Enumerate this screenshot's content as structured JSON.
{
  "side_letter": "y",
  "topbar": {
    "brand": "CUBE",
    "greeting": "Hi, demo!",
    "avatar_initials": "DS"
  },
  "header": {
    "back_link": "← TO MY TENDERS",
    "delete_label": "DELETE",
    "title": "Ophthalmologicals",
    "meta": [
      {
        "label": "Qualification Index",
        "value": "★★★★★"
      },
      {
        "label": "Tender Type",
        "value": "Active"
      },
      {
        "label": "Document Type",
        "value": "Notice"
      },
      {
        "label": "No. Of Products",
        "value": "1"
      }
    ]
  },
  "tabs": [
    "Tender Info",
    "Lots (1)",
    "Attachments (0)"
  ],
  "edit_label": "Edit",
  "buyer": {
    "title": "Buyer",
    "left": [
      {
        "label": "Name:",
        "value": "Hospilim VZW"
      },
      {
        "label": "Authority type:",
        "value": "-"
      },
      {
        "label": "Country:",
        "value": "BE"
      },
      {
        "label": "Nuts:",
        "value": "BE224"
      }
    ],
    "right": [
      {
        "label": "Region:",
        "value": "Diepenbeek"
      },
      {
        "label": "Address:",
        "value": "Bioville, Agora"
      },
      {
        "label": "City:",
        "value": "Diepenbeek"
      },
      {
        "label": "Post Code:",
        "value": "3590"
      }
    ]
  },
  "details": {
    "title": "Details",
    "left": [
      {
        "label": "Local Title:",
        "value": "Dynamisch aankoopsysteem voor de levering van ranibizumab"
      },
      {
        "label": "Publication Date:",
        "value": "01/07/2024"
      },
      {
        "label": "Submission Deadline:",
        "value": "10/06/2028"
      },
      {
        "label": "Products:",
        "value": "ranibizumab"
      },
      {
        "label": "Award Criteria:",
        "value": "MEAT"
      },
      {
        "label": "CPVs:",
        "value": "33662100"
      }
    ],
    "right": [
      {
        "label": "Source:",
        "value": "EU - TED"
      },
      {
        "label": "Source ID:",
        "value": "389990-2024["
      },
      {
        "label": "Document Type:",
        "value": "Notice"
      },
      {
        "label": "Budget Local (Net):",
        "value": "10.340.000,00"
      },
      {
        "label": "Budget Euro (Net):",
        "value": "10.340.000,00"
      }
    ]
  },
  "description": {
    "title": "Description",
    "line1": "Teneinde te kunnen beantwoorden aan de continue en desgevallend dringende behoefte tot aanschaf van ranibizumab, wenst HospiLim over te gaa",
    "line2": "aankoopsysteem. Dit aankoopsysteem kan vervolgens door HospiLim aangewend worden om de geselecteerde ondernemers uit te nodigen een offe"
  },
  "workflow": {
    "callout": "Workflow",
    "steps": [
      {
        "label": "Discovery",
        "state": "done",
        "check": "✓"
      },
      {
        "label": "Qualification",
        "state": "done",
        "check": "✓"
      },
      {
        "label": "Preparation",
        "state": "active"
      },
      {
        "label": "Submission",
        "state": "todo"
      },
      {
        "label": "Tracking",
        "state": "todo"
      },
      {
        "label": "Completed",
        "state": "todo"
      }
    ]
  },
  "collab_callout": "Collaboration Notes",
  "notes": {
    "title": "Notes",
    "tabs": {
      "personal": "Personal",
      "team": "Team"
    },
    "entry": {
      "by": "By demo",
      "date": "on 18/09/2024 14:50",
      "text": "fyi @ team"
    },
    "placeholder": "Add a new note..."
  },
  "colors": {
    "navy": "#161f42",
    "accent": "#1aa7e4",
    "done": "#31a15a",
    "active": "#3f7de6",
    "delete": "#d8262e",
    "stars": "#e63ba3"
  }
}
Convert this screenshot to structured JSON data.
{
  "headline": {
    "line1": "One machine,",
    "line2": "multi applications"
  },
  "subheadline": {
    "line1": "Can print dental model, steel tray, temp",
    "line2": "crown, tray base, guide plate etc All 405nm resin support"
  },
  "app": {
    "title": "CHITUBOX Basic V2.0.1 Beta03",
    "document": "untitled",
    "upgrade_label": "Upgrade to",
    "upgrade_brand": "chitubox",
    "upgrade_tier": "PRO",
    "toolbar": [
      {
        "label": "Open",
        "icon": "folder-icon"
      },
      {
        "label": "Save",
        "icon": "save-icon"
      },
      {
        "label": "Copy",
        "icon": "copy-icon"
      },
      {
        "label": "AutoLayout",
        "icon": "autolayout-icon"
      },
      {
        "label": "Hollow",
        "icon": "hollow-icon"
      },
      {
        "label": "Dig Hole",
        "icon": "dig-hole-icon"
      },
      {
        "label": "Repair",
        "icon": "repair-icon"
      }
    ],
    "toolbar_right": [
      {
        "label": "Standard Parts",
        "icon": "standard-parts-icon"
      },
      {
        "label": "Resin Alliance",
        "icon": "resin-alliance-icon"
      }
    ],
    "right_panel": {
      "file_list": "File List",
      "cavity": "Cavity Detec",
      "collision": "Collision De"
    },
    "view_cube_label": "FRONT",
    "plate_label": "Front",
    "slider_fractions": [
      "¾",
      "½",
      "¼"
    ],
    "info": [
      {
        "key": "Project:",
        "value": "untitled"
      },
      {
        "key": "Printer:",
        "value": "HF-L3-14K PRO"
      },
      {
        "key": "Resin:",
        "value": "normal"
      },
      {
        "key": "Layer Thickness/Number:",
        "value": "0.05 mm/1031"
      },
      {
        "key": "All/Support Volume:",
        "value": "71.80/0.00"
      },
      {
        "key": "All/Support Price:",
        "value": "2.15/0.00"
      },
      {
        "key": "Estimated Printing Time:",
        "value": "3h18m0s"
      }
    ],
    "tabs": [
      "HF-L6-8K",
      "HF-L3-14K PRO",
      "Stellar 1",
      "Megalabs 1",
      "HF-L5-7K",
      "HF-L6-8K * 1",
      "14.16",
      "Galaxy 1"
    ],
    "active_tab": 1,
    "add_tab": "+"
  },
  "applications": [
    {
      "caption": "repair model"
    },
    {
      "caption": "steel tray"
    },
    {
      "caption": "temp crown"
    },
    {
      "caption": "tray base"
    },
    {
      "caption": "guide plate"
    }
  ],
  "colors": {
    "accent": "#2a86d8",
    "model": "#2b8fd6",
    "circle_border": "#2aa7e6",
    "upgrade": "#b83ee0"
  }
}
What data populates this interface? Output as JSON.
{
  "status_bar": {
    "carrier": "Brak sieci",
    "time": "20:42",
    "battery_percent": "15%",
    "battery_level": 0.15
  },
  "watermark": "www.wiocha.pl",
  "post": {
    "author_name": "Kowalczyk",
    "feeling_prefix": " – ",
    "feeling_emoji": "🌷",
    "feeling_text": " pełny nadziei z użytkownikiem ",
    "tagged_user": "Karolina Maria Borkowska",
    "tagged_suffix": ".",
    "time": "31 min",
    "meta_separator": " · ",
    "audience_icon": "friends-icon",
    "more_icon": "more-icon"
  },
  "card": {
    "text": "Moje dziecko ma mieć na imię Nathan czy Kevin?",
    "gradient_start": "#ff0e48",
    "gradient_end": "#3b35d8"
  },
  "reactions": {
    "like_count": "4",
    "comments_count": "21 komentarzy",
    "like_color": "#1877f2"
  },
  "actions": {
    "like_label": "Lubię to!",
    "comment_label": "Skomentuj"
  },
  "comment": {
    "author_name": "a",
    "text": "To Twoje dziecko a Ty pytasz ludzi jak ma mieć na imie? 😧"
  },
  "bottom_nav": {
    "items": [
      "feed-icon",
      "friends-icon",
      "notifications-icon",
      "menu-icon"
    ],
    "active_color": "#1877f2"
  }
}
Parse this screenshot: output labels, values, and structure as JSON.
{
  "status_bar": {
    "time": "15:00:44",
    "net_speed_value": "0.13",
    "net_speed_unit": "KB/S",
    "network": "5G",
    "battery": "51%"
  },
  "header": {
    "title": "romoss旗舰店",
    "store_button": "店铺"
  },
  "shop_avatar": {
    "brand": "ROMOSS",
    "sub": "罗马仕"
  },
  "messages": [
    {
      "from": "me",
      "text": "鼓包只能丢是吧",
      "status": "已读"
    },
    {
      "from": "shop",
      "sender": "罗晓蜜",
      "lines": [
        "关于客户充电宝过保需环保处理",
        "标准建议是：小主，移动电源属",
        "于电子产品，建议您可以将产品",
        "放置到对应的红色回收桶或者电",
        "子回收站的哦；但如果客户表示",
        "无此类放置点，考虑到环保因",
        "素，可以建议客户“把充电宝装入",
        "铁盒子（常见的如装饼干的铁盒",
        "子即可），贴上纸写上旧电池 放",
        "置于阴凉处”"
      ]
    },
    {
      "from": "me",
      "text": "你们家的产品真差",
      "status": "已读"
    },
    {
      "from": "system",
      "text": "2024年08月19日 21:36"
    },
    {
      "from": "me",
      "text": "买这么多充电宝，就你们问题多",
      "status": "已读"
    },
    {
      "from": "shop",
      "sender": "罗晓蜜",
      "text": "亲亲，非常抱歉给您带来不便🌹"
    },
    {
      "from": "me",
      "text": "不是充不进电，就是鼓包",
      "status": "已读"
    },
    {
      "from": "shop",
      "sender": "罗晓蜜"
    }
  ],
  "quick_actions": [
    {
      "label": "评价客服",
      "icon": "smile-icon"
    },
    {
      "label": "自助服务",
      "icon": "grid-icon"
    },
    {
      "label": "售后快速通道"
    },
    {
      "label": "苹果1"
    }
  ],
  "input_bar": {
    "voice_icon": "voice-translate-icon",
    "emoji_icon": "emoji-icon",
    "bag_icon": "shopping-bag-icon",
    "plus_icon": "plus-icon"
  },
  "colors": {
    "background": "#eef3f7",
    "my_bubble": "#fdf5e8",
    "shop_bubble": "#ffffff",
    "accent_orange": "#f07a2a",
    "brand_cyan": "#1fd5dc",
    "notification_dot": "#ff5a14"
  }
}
○ ○ ○
> SHORT PROBLEM: In the records above, locate the line that contains "Parse this screenshot: output". Repeat it and every line after it, exactly, and nothing else.

> FULL SOLUTION:
Parse this screenshot: output labels, values, and structure as JSON.
{
  "status_bar": {
    "time": "15:00:44",
    "net_speed_value": "0.13",
    "net_speed_unit": "KB/S",
    "network": "5G",
    "battery": "51%"
  },
  "header": {
    "title": "romoss旗舰店",
    "store_button": "店铺"
  },
  "shop_avatar": {
    "brand": "ROMOSS",
    "sub": "罗马仕"
  },
  "messages": [
    {
      "from": "me",
      "text": "鼓包只能丢是吧",
      "status": "已读"
    },
    {
      "from": "shop",
      "sender": "罗晓蜜",
      "lines": [
        "关于客户充电宝过保需环保处理",
        "标准建议是：小主，移动电源属",
        "于电子产品，建议您可以将产品",
        "放置到对应的红色回收桶或者电",
        "子回收站的哦；但如果客户表示",
        "无此类放置点，考虑到环保因",
        "素，可以建议客户“把充电宝装入",
        "铁盒子（常见的如装饼干的铁盒",
        "子即可），贴上纸写上旧电池 放",
        "置于阴凉处”"
      ]
    },
    {
      "from": "me",
      "text": "你们家的产品真差",
      "status": "已读"
    },
    {
      "from": "system",
      "text": "2024年08月19日 21:36"
    },
    {
      "from": "me",
      "text": "买这么多充电宝，就你们问题多",
      "status": "已读"
    },
    {
      "from": "shop",
      "sender": "罗晓蜜",
      "text": "亲亲，非常抱歉给您带来不便🌹"
    },
    {
      "from": "me",
      "text": "不是充不进电，就是鼓包",
      "status": "已读"
    },
    {
      "from": "shop",
      "sender": "罗晓蜜"
    }
  ],
  "quick_actions": [
    {
      "label": "评价客服",
      "icon": "smile-icon"
    },
    {
      "label": "自助服务",
      "icon": "grid-icon"
    },
    {
      "label": "售后快速通道"
    },
    {
      "label": "苹果1"
    }
  ],
  "input_bar": {
    "voice_icon": "voice-translate-icon",
    "emoji_icon": "emoji-icon",
    "bag_icon": "shopping-bag-icon",
    "plus_icon": "plus-icon"
  },
  "colors": {
    "background": "#eef3f7",
    "my_bubble": "#fdf5e8",
    "shop_bubble": "#ffffff",
    "accent_orange": "#f07a2a",
    "brand_cyan": "#1fd5dc",
    "notification_dot": "#ff5a14"
  }
}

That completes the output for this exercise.